EXERCISE 1:
According to the pomegranate text, how many times is the fruit mentioned in the Old Testament?

TEXT PASSAGE:
The Pomegranate ~ On Finding Poetry

 

Pomegranates open and still closed pomegranate seeds costume woman sitting old painting

Pomegranates are an ancient food, a globular-shaped fruit filled with juicy red seeds inside a hard shell, which appears in the mythologies and artifacts of several ancient Near Eastern cultures. Pomegranates are mentioned at least 25 times in the Old Testament. As a motif, it appears in embroidered form on the ephods of Israeli priests as well as in temple architecture, like in bronze on the pillars of Solomon’s temple. It is regarded as a sensuous fruit and appears in – amongst other poems – the flowery prose of the love poem, The Song of Solomon: “Let us get up early to the vineyard; let us see if the vines flourish, whether the tender grape appear, and the pomegranates bud forth. . .”  (Song of Solomon 7:12)

Studia Antiqua, The Pomegranate

 

In the quiet of a virgin morning, it feels right to sit with feet in warm slippers and a cup of hot steamy coffee in hand, and languidly let memories and fragments of ideas drift through the labyrinths of my brain. These are golden times, namely, when my monkey mind is still asleep – maybe simply exhausted from so much chattering, poking, and teasing. I can experience the same state of mind in the still of the night, when the dogs, like the day, are curled up to little furry donuts, quietly snoring away.

This is why I find that being in the flow of concentrated and productive writing is a lot like meditation.

As a musical poet and as a songwriter, I very much favour writing short pieces, like lyrics, poems, or short stories. They allow me to zoom in on very concise experiences or emotions. Anaïs Nin, the French-born novelist, passionate eroticist, and short story writer, who gained international fame with her journals stated:

“We write to taste life twice, in the moment and in retrospect”.

DATA SECTION:
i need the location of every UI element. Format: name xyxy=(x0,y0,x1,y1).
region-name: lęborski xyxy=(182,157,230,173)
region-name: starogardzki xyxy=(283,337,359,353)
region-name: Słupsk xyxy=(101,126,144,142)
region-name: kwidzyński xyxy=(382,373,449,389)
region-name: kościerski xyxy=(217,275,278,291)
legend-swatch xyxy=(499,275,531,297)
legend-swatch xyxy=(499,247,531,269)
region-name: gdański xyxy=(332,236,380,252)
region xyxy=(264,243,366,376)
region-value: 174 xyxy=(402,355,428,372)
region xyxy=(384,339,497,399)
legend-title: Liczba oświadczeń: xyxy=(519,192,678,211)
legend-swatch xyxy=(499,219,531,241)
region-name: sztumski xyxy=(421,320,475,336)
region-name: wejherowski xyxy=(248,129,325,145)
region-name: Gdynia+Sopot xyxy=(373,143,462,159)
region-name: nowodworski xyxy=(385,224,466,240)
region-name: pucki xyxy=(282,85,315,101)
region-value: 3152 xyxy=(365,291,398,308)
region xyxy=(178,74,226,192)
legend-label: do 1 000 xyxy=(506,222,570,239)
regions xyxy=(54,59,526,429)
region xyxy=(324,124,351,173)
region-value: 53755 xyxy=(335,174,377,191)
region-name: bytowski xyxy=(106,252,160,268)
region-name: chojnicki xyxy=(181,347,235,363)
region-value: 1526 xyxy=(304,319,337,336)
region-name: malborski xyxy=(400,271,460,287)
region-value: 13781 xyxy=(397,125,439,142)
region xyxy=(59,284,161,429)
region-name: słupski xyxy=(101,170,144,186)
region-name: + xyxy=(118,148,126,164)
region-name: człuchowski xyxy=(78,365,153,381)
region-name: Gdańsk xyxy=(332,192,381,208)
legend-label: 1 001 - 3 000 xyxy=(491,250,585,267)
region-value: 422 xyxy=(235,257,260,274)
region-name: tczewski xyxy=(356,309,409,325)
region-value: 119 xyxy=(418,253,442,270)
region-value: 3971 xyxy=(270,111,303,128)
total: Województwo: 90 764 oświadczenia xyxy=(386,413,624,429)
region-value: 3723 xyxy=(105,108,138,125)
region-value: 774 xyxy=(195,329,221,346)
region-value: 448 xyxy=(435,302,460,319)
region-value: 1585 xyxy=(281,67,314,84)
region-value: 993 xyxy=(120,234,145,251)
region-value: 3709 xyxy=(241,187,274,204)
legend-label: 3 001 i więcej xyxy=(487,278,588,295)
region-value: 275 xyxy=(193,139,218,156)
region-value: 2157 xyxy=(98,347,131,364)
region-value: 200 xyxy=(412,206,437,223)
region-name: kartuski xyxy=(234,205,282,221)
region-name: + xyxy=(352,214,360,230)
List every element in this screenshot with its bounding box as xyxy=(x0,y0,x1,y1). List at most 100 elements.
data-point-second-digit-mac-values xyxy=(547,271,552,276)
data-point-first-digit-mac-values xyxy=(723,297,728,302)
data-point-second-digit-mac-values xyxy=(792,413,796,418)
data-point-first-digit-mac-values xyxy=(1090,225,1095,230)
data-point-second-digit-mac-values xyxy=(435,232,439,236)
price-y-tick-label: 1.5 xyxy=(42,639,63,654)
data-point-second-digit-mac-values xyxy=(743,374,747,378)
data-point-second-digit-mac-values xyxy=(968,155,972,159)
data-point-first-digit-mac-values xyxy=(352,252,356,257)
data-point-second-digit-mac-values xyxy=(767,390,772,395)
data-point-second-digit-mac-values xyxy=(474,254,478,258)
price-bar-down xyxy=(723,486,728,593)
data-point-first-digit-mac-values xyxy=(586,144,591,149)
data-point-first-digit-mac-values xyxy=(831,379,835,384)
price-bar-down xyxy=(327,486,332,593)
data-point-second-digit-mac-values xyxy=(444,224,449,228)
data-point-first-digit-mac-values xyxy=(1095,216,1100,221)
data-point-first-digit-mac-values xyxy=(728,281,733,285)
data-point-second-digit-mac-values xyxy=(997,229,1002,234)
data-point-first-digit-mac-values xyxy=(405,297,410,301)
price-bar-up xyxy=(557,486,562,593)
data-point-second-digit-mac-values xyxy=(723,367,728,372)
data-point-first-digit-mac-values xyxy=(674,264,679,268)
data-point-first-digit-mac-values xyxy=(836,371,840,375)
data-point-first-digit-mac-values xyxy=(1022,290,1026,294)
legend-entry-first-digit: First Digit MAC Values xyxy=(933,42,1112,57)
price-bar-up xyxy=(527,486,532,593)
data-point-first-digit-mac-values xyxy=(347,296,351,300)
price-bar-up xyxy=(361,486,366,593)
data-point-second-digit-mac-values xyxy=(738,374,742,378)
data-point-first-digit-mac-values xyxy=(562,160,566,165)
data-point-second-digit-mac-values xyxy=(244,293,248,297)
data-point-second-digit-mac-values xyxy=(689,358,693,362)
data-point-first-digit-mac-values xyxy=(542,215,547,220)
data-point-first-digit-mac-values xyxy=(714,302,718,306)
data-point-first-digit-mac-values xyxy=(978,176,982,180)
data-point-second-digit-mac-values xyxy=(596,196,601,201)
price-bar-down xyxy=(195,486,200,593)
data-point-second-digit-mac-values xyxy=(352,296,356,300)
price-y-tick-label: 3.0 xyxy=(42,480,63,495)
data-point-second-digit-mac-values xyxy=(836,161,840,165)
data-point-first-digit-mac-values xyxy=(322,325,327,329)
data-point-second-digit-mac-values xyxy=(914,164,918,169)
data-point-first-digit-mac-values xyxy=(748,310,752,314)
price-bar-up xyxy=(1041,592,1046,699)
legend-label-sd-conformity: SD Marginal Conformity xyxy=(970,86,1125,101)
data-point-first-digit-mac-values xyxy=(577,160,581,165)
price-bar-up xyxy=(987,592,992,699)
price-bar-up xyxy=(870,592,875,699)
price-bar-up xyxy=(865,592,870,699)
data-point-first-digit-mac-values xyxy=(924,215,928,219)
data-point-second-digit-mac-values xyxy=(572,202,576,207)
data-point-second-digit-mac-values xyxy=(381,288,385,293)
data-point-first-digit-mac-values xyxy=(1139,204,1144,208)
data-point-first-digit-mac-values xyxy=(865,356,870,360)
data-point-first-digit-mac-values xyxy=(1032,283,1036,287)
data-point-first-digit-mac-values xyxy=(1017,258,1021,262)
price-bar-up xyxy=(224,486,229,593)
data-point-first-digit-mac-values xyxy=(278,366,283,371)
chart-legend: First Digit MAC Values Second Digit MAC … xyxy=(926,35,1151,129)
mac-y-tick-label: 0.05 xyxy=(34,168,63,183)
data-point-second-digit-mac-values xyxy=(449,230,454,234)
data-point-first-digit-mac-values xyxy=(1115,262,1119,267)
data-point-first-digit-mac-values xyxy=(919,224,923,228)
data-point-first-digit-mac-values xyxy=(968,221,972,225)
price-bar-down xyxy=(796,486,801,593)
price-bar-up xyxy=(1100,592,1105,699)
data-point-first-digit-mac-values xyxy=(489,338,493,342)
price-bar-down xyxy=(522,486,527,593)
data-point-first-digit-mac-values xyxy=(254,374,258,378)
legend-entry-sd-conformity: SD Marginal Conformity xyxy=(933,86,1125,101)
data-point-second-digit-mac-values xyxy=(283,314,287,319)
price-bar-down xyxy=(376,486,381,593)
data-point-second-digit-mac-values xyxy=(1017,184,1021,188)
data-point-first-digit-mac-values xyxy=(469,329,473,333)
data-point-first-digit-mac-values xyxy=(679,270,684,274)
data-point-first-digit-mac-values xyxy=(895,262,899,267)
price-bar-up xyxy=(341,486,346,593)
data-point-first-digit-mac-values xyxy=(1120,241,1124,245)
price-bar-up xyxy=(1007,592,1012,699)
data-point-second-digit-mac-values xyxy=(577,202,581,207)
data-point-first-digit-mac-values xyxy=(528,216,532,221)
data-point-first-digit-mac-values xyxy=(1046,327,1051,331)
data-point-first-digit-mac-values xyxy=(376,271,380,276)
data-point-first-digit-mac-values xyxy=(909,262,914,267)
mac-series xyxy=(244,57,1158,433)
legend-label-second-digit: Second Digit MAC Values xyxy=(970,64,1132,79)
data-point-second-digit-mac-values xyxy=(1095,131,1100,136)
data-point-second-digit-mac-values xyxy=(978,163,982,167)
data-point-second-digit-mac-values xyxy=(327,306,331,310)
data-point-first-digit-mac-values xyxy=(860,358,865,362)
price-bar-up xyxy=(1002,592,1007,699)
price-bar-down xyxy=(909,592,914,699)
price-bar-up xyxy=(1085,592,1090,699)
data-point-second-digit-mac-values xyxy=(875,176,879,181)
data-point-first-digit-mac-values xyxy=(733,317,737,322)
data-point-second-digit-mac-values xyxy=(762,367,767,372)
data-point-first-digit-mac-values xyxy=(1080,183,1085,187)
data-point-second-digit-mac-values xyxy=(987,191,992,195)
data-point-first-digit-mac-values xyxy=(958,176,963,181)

EXERCISE 2:
Show every line in the entries above that contains the string "Conformity".

SOLUTION 1:
At least 25 times.

SOLUTION 2:
legend-label-sd-conformity: SD Marginal Conformity xyxy=(970,86,1125,101)
legend-entry-sd-conformity: SD Marginal Conformity xyxy=(933,86,1125,101)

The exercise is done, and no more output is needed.